### Task goal:
Lines containing the word "almost" are the ones to copy from the records below.

### The data:
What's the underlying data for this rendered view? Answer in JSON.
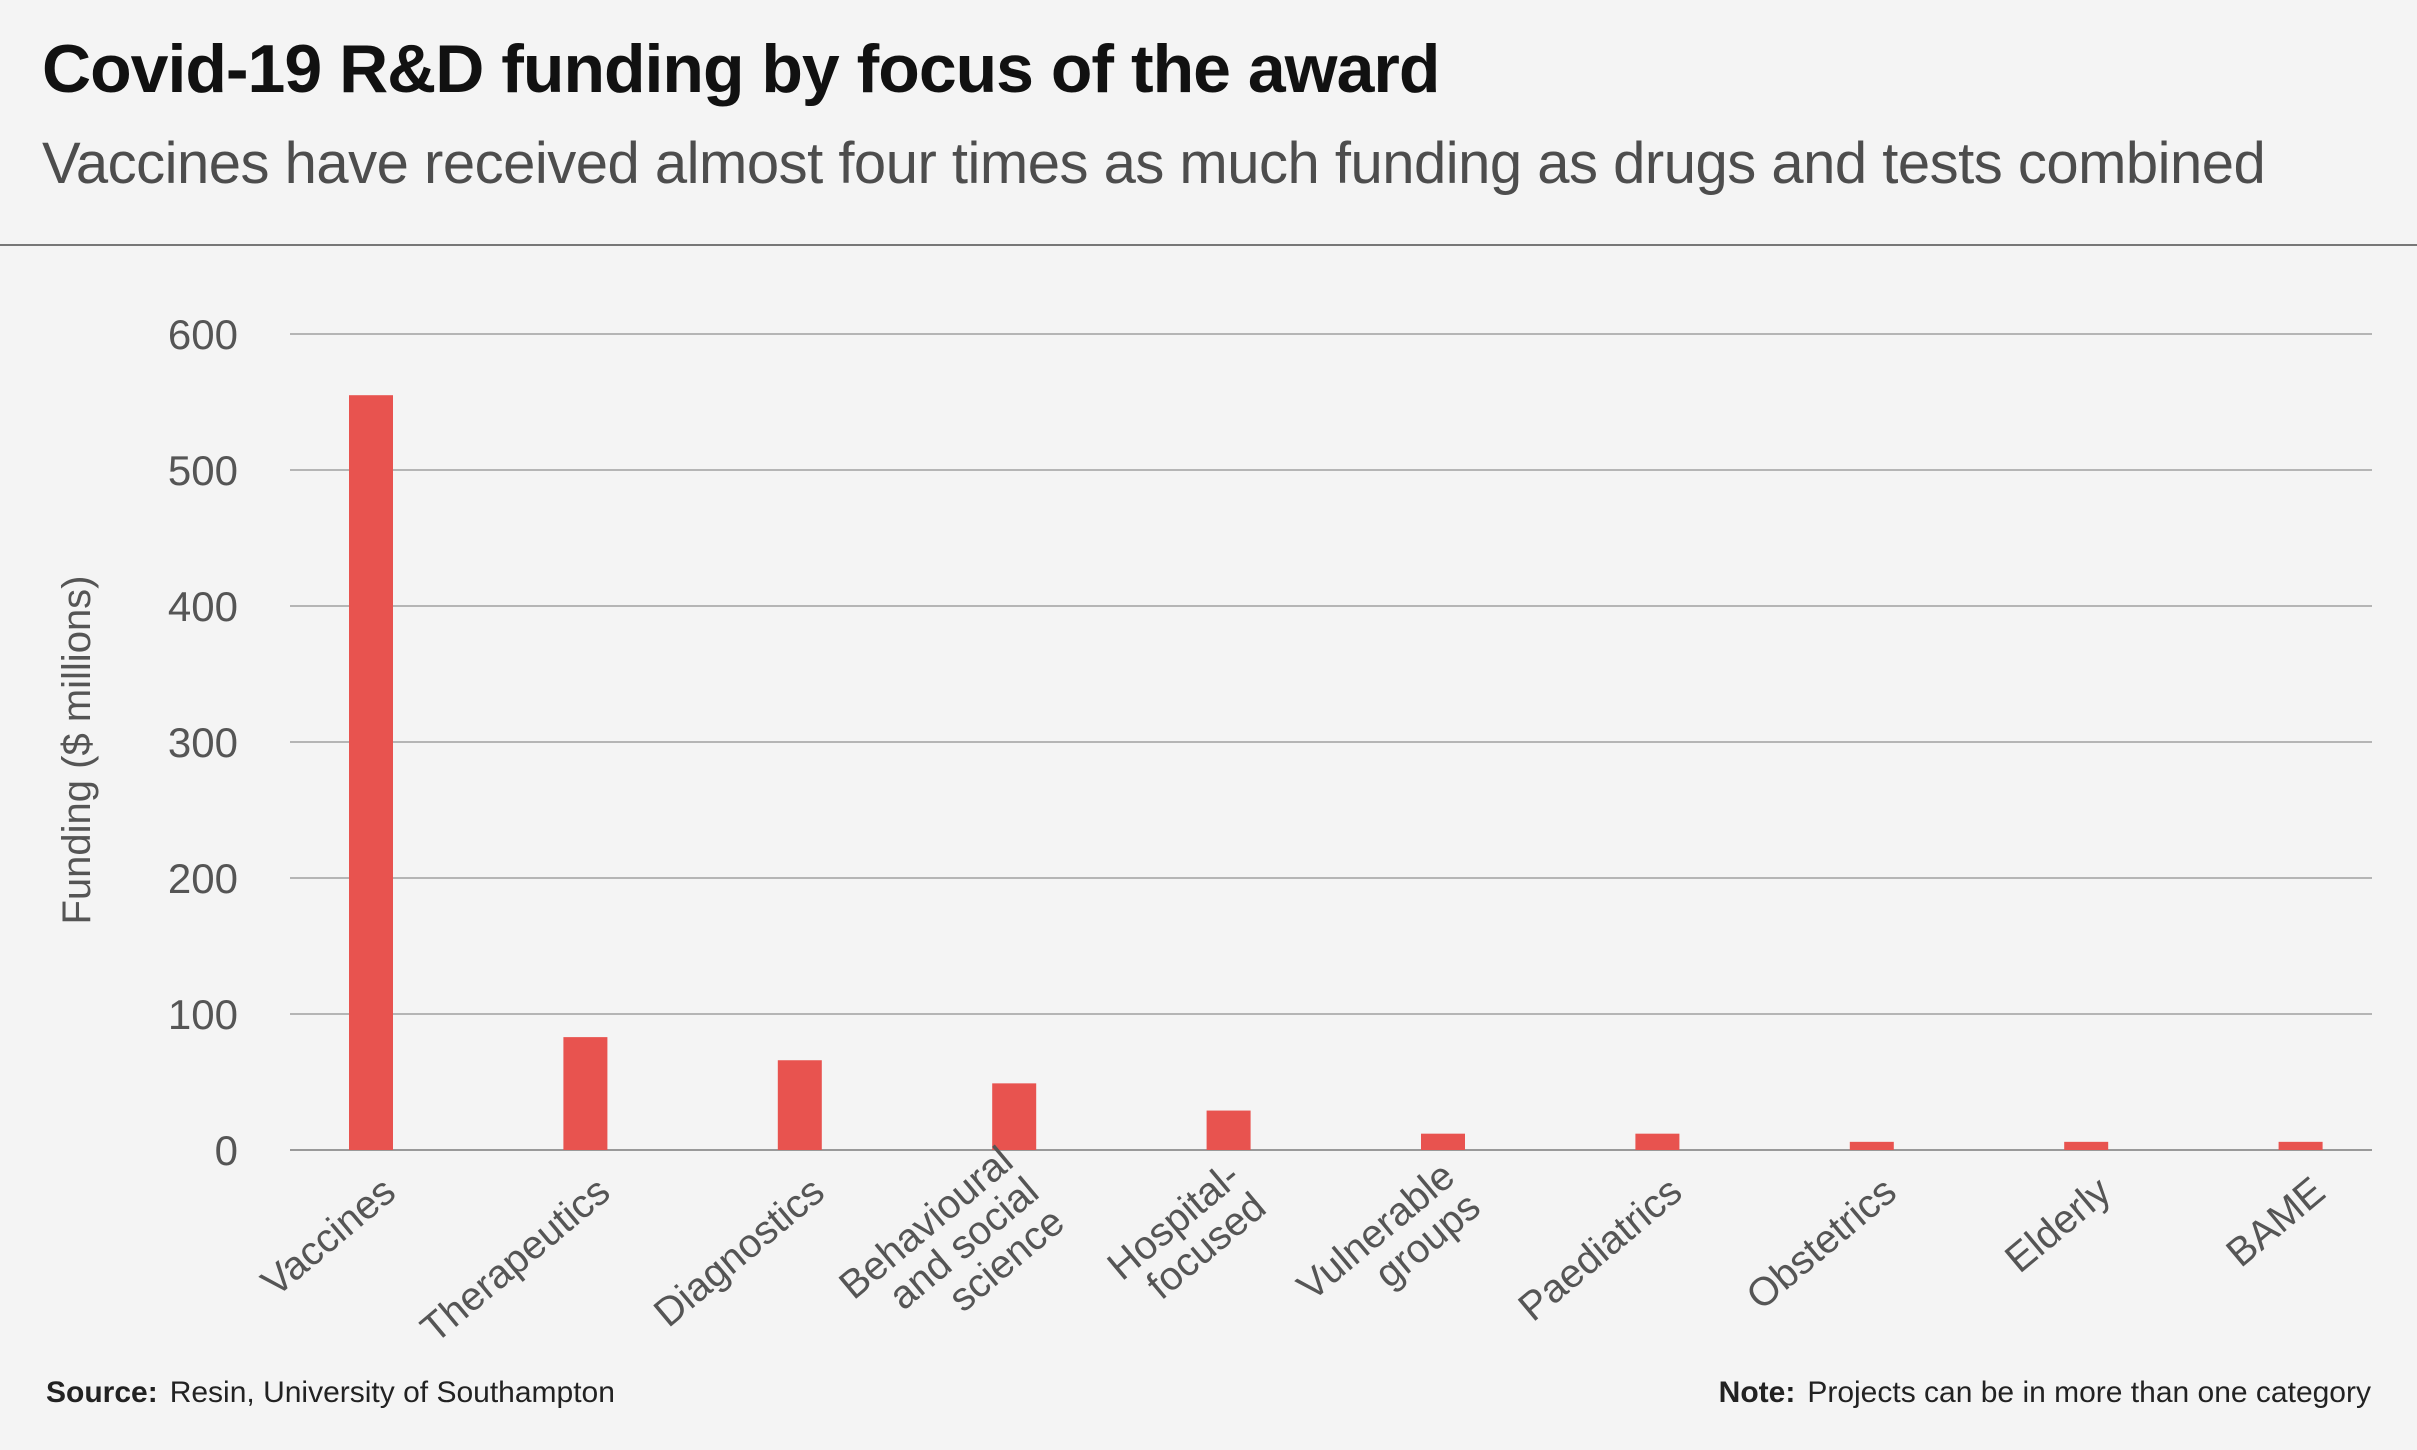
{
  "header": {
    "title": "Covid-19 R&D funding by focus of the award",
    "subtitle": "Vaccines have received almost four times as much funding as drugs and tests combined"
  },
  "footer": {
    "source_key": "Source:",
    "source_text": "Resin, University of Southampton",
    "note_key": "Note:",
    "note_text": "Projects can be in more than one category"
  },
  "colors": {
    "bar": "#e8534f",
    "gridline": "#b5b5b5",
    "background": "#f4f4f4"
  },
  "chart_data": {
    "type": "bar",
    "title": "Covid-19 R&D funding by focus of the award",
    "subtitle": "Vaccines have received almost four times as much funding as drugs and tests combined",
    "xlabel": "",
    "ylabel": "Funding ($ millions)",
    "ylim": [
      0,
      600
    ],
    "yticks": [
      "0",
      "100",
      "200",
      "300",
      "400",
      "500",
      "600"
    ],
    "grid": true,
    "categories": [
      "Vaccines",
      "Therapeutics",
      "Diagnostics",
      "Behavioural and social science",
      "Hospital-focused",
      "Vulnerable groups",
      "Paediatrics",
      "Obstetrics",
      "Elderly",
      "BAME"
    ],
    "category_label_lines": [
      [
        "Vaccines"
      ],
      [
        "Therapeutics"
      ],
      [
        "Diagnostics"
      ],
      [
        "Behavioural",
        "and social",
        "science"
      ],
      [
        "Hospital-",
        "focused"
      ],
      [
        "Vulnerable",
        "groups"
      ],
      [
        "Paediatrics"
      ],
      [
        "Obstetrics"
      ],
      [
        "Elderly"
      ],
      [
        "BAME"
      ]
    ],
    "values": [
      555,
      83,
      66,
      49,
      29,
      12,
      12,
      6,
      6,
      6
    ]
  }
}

* * *

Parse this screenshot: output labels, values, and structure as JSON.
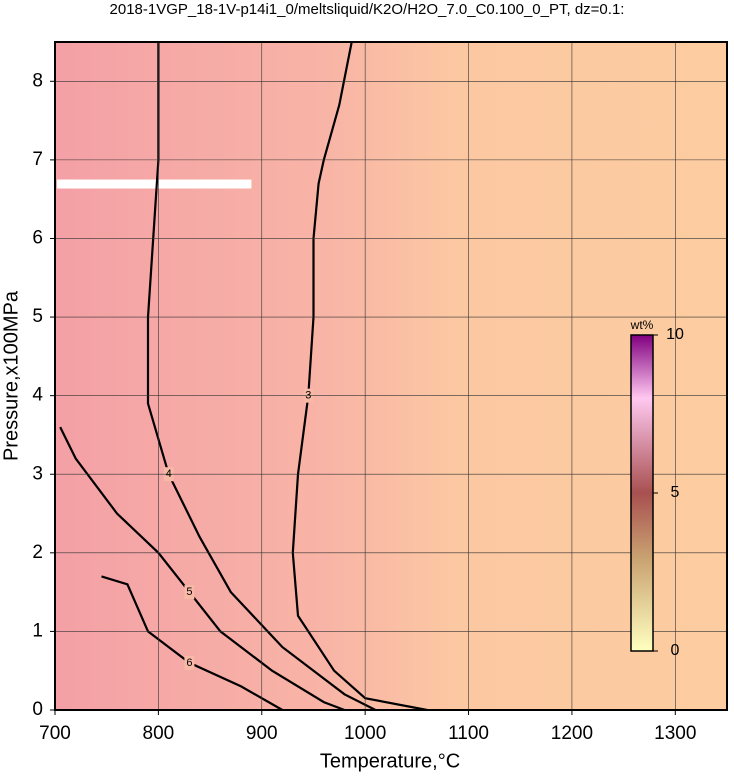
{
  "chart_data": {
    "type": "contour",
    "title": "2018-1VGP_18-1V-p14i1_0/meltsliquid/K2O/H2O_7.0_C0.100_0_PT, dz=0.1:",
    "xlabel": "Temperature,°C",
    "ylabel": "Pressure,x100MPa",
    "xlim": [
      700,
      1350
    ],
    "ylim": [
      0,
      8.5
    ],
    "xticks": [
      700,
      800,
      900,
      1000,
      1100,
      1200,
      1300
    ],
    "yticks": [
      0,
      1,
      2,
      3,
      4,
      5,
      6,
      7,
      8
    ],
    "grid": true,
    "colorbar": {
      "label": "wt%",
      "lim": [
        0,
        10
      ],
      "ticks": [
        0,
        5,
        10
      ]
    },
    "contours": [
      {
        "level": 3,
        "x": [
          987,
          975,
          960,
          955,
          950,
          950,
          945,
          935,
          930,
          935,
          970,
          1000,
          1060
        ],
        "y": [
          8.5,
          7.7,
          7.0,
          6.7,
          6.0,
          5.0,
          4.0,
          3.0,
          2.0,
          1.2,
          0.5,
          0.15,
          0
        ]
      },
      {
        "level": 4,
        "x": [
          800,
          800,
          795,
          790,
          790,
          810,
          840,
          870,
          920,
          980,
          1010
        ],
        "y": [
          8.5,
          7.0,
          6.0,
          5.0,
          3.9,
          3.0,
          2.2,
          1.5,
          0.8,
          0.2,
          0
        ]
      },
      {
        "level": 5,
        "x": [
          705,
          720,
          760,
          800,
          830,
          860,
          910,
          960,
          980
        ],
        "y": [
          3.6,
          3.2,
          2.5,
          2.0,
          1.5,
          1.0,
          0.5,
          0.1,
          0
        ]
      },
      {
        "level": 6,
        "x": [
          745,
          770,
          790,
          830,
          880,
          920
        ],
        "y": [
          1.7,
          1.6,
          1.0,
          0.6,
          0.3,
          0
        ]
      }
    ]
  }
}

==

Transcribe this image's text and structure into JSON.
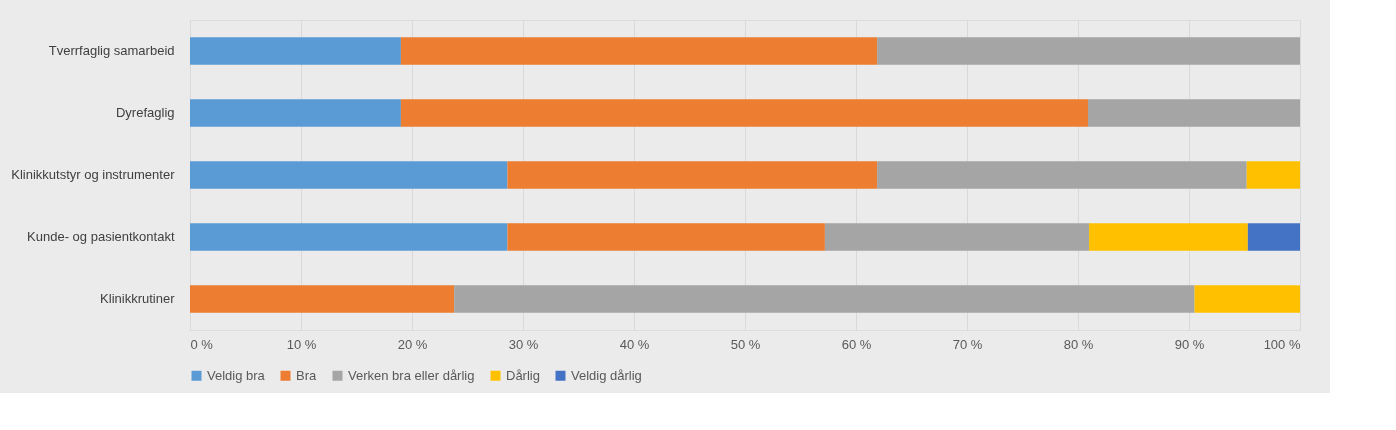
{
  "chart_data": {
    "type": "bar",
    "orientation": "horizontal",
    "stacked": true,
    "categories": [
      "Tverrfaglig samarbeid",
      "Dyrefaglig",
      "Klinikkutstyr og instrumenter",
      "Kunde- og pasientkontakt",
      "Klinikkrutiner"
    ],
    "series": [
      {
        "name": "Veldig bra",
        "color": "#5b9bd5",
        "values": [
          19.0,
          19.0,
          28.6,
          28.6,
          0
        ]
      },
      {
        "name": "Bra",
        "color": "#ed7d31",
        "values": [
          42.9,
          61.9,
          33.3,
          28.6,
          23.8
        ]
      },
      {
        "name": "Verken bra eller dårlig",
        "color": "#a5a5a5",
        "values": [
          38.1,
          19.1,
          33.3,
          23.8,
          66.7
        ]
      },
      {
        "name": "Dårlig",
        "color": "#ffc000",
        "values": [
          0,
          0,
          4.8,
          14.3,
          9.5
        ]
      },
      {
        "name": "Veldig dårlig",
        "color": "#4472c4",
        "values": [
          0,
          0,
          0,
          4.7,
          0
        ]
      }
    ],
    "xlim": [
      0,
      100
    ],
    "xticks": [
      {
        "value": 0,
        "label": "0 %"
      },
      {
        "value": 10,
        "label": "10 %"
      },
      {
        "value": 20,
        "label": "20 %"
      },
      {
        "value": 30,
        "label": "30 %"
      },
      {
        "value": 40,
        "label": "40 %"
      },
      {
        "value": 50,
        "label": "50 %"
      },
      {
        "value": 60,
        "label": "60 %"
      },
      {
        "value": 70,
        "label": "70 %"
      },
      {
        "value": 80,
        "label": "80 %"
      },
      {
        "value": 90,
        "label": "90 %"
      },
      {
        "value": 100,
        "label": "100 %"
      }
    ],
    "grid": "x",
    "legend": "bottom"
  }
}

### Solution for this exercise:
    "subtitle": "Vaccines have received almost four times as much funding as drugs and tests combined"
    "subtitle": "Vaccines have received almost four times as much funding as drugs and tests combined",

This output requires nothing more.